— BEGIN —

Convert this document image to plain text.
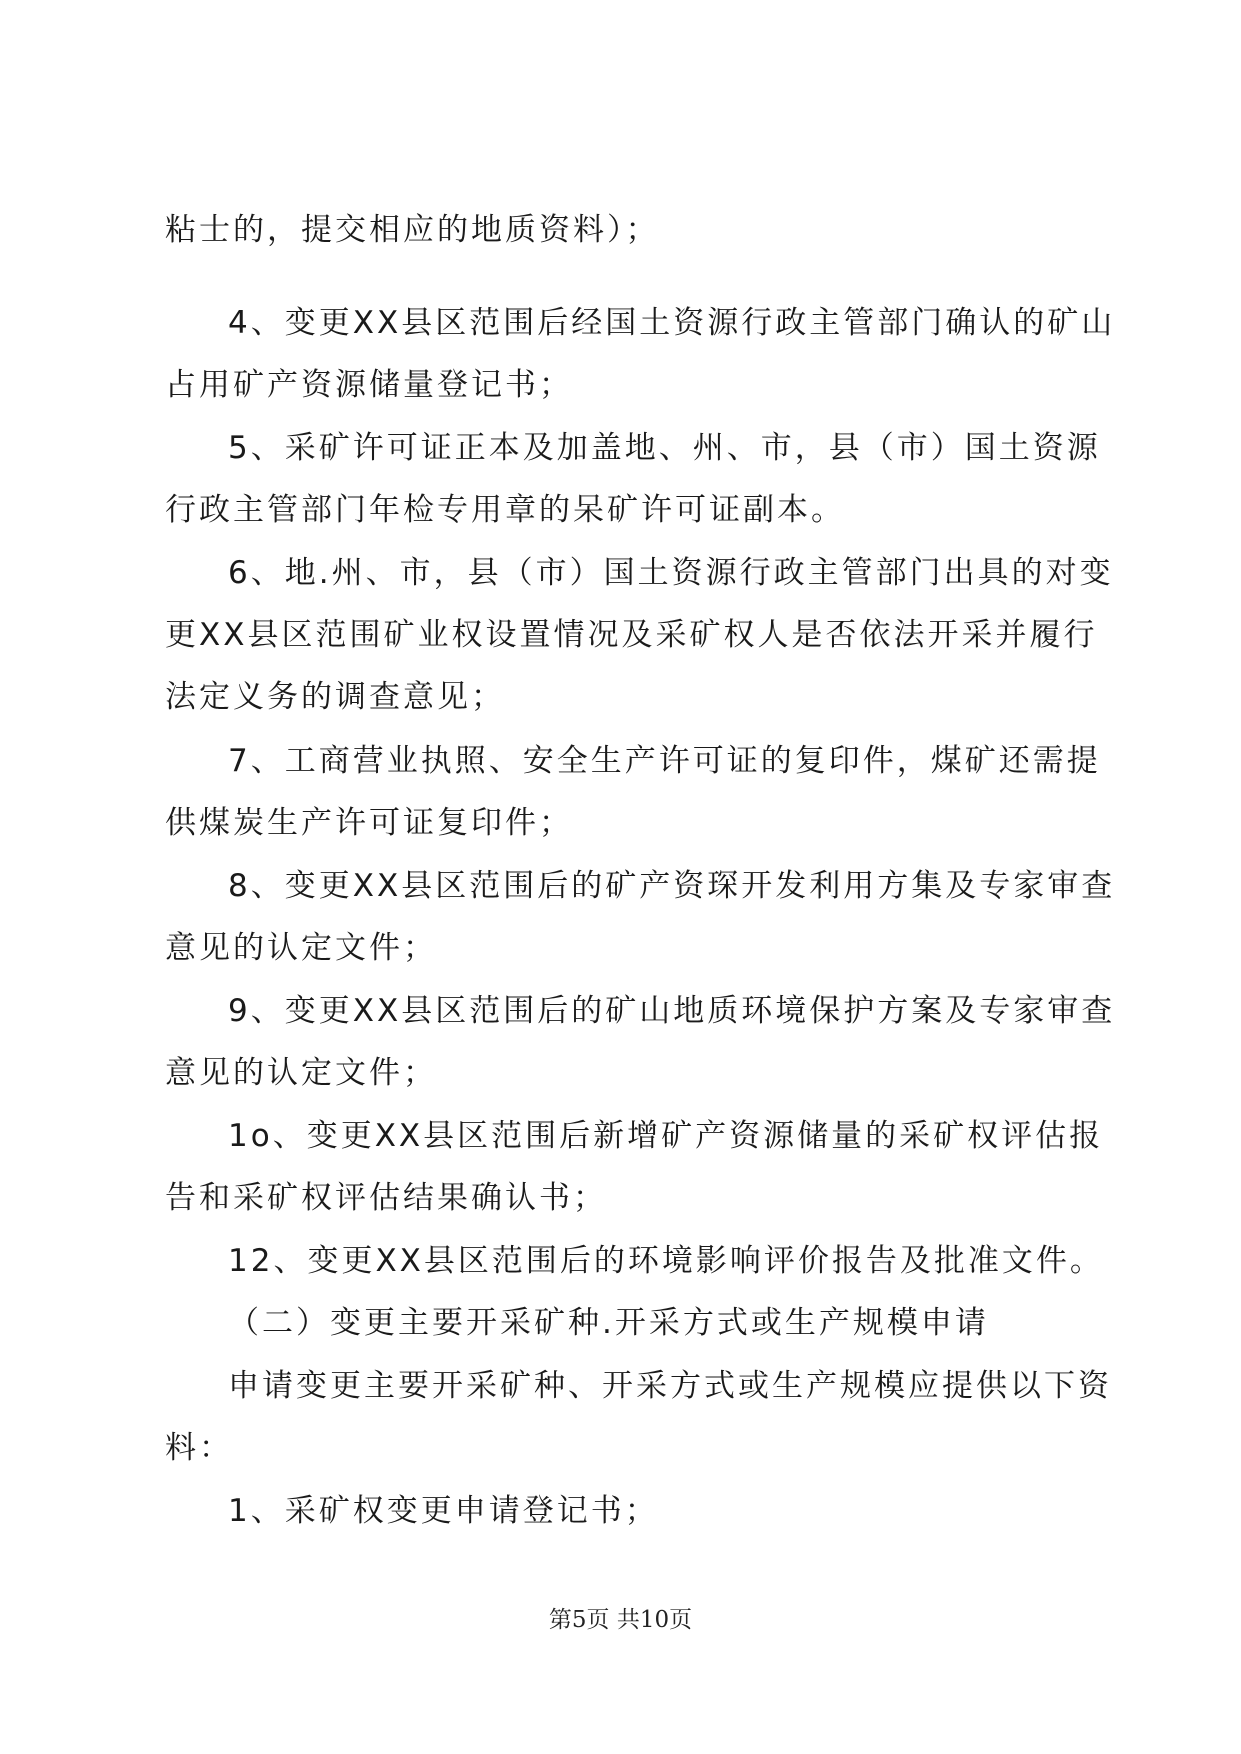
粘士的，提交相应的地质资料）；
4、变更XX县区范围后经国土资源行政主管部门确认的矿山
占用矿产资源储量登记书；
5、采矿许可证正本及加盖地、州、市，县（市）国土资源
行政主管部门年检专用章的呆矿许可证副本。
6、地.州、市，县（市）国土资源行政主管部门出具的对变
更XX县区范围矿业权设置情况及采矿权人是否依法开采并履行
法定义务的调查意见；
7、工商营业执照、安全生产许可证的复印件，煤矿还需提
供煤炭生产许可证复印件；
8、变更XX县区范围后的矿产资琛开发利用方集及专家审查
意见的认定文件；
9、变更XX县区范围后的矿山地质环境保护方案及专家审查
意见的认定文件；
1o、变更XX县区范围后新增矿产资源储量的采矿权评估报
告和采矿权评估结果确认书；
12、变更XX县区范围后的环境影响评价报告及批准文件。
（二）变更主要开采矿种.开采方式或生产规模申请
申请变更主要开采矿种、开采方式或生产规模应提供以下资
料：
1、采矿权变更申请登记书；
第5页 共10页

— END —

> **Exercise directions**:
The records above must be echoed exactly, minus their pictures.

> **Task output**:
Convert this document image to plain text.
粘士的，提交相应的地质资料）；
4、变更XX县区范围后经国土资源行政主管部门确认的矿山
占用矿产资源储量登记书；
5、采矿许可证正本及加盖地、州、市，县（市）国土资源
行政主管部门年检专用章的呆矿许可证副本。
6、地.州、市，县（市）国土资源行政主管部门出具的对变
更XX县区范围矿业权设置情况及采矿权人是否依法开采并履行
法定义务的调查意见；
7、工商营业执照、安全生产许可证的复印件，煤矿还需提
供煤炭生产许可证复印件；
8、变更XX县区范围后的矿产资琛开发利用方集及专家审查
意见的认定文件；
9、变更XX县区范围后的矿山地质环境保护方案及专家审查
意见的认定文件；
1o、变更XX县区范围后新增矿产资源储量的采矿权评估报
告和采矿权评估结果确认书；
12、变更XX县区范围后的环境影响评价报告及批准文件。
（二）变更主要开采矿种.开采方式或生产规模申请
申请变更主要开采矿种、开采方式或生产规模应提供以下资
料：
1、采矿权变更申请登记书；
第5页 共10页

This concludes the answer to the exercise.